[Records]
§ §

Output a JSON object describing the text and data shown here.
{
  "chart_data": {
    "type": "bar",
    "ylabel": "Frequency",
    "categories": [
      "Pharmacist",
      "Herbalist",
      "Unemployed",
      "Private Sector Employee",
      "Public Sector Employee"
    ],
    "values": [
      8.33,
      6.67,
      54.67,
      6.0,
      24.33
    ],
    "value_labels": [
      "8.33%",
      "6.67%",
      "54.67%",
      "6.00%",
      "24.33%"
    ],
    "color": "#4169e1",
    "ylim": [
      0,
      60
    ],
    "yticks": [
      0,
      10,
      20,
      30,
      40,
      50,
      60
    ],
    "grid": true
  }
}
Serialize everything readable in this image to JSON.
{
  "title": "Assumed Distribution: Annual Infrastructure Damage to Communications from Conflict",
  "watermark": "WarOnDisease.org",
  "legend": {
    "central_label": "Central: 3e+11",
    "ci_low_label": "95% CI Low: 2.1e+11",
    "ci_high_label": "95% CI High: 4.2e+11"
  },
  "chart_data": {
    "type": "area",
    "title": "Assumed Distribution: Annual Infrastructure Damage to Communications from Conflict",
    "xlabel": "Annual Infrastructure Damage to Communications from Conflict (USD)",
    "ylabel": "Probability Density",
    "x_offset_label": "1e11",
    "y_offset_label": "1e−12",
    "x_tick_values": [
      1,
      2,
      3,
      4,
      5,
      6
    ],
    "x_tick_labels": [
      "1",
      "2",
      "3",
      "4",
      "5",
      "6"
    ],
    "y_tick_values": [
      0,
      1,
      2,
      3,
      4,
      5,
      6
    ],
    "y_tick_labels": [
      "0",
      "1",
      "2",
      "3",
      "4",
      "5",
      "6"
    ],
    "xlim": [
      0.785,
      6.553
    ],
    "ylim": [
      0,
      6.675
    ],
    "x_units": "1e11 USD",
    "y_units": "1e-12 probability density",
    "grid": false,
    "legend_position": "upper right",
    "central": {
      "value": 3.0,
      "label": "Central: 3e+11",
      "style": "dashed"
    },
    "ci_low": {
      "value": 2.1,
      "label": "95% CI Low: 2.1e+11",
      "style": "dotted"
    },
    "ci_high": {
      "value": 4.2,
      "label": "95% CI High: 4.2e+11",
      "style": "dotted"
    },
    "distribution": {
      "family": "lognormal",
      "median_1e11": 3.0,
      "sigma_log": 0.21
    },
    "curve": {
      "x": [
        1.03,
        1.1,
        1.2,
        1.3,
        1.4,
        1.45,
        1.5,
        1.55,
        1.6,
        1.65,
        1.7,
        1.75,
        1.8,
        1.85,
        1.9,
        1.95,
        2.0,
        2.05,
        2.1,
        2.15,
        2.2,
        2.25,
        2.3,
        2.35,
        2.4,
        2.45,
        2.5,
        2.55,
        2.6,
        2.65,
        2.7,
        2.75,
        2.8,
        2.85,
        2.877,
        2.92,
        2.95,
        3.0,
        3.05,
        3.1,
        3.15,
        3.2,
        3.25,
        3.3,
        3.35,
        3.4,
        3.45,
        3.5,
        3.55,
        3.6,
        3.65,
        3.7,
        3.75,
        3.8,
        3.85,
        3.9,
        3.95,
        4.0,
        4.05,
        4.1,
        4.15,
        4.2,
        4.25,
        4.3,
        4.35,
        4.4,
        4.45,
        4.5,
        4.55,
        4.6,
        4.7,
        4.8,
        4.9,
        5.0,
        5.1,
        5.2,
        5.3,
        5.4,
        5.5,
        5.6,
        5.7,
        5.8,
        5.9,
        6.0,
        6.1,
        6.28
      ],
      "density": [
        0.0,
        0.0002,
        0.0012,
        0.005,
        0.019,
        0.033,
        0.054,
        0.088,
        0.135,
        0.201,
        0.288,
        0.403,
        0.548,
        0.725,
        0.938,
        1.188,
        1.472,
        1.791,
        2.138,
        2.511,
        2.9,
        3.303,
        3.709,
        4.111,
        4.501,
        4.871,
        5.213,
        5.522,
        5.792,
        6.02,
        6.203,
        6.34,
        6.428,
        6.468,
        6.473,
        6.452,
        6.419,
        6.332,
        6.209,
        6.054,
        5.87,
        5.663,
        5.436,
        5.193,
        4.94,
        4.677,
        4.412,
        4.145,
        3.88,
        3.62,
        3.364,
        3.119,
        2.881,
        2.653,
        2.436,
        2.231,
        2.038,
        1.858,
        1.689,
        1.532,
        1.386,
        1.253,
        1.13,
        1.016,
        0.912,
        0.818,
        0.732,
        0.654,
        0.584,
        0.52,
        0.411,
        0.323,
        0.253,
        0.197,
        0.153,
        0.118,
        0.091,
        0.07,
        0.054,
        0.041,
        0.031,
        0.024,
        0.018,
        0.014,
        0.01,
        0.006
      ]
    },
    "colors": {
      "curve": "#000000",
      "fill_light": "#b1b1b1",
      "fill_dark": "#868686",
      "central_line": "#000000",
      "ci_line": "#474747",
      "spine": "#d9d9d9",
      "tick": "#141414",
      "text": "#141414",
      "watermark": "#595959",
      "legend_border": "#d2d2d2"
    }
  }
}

§ §

YOUR GOAL ▸ Take the listing above and set it down exactly.

SOLUTION TO THIS PROBLEM ▸
Output a JSON object describing the text and data shown here.
{
  "chart_data": {
    "type": "bar",
    "ylabel": "Frequency",
    "categories": [
      "Pharmacist",
      "Herbalist",
      "Unemployed",
      "Private Sector Employee",
      "Public Sector Employee"
    ],
    "values": [
      8.33,
      6.67,
      54.67,
      6.0,
      24.33
    ],
    "value_labels": [
      "8.33%",
      "6.67%",
      "54.67%",
      "6.00%",
      "24.33%"
    ],
    "color": "#4169e1",
    "ylim": [
      0,
      60
    ],
    "yticks": [
      0,
      10,
      20,
      30,
      40,
      50,
      60
    ],
    "grid": true
  }
}
Serialize everything readable in this image to JSON.
{
  "title": "Assumed Distribution: Annual Infrastructure Damage to Communications from Conflict",
  "watermark": "WarOnDisease.org",
  "legend": {
    "central_label": "Central: 3e+11",
    "ci_low_label": "95% CI Low: 2.1e+11",
    "ci_high_label": "95% CI High: 4.2e+11"
  },
  "chart_data": {
    "type": "area",
    "title": "Assumed Distribution: Annual Infrastructure Damage to Communications from Conflict",
    "xlabel": "Annual Infrastructure Damage to Communications from Conflict (USD)",
    "ylabel": "Probability Density",
    "x_offset_label": "1e11",
    "y_offset_label": "1e−12",
    "x_tick_values": [
      1,
      2,
      3,
      4,
      5,
      6
    ],
    "x_tick_labels": [
      "1",
      "2",
      "3",
      "4",
      "5",
      "6"
    ],
    "y_tick_values": [
      0,
      1,
      2,
      3,
      4,
      5,
      6
    ],
    "y_tick_labels": [
      "0",
      "1",
      "2",
      "3",
      "4",
      "5",
      "6"
    ],
    "xlim": [
      0.785,
      6.553
    ],
    "ylim": [
      0,
      6.675
    ],
    "x_units": "1e11 USD",
    "y_units": "1e-12 probability density",
    "grid": false,
    "legend_position": "upper right",
    "central": {
      "value": 3.0,
      "label": "Central: 3e+11",
      "style": "dashed"
    },
    "ci_low": {
      "value": 2.1,
      "label": "95% CI Low: 2.1e+11",
      "style": "dotted"
    },
    "ci_high": {
      "value": 4.2,
      "label": "95% CI High: 4.2e+11",
      "style": "dotted"
    },
    "distribution": {
      "family": "lognormal",
      "median_1e11": 3.0,
      "sigma_log": 0.21
    },
    "curve": {
      "x": [
        1.03,
        1.1,
        1.2,
        1.3,
        1.4,
        1.45,
        1.5,
        1.55,
        1.6,
        1.65,
        1.7,
        1.75,
        1.8,
        1.85,
        1.9,
        1.95,
        2.0,
        2.05,
        2.1,
        2.15,
        2.2,
        2.25,
        2.3,
        2.35,
        2.4,
        2.45,
        2.5,
        2.55,
        2.6,
        2.65,
        2.7,
        2.75,
        2.8,
        2.85,
        2.877,
        2.92,
        2.95,
        3.0,
        3.05,
        3.1,
        3.15,
        3.2,
        3.25,
        3.3,
        3.35,
        3.4,
        3.45,
        3.5,
        3.55,
        3.6,
        3.65,
        3.7,
        3.75,
        3.8,
        3.85,
        3.9,
        3.95,
        4.0,
        4.05,
        4.1,
        4.15,
        4.2,
        4.25,
        4.3,
        4.35,
        4.4,
        4.45,
        4.5,
        4.55,
        4.6,
        4.7,
        4.8,
        4.9,
        5.0,
        5.1,
        5.2,
        5.3,
        5.4,
        5.5,
        5.6,
        5.7,
        5.8,
        5.9,
        6.0,
        6.1,
        6.28
      ],
      "density": [
        0.0,
        0.0002,
        0.0012,
        0.005,
        0.019,
        0.033,
        0.054,
        0.088,
        0.135,
        0.201,
        0.288,
        0.403,
        0.548,
        0.725,
        0.938,
        1.188,
        1.472,
        1.791,
        2.138,
        2.511,
        2.9,
        3.303,
        3.709,
        4.111,
        4.501,
        4.871,
        5.213,
        5.522,
        5.792,
        6.02,
        6.203,
        6.34,
        6.428,
        6.468,
        6.473,
        6.452,
        6.419,
        6.332,
        6.209,
        6.054,
        5.87,
        5.663,
        5.436,
        5.193,
        4.94,
        4.677,
        4.412,
        4.145,
        3.88,
        3.62,
        3.364,
        3.119,
        2.881,
        2.653,
        2.436,
        2.231,
        2.038,
        1.858,
        1.689,
        1.532,
        1.386,
        1.253,
        1.13,
        1.016,
        0.912,
        0.818,
        0.732,
        0.654,
        0.584,
        0.52,
        0.411,
        0.323,
        0.253,
        0.197,
        0.153,
        0.118,
        0.091,
        0.07,
        0.054,
        0.041,
        0.031,
        0.024,
        0.018,
        0.014,
        0.01,
        0.006
      ]
    },
    "colors": {
      "curve": "#000000",
      "fill_light": "#b1b1b1",
      "fill_dark": "#868686",
      "central_line": "#000000",
      "ci_line": "#474747",
      "spine": "#d9d9d9",
      "tick": "#141414",
      "text": "#141414",
      "watermark": "#595959",
      "legend_border": "#d2d2d2"
    }
  }
}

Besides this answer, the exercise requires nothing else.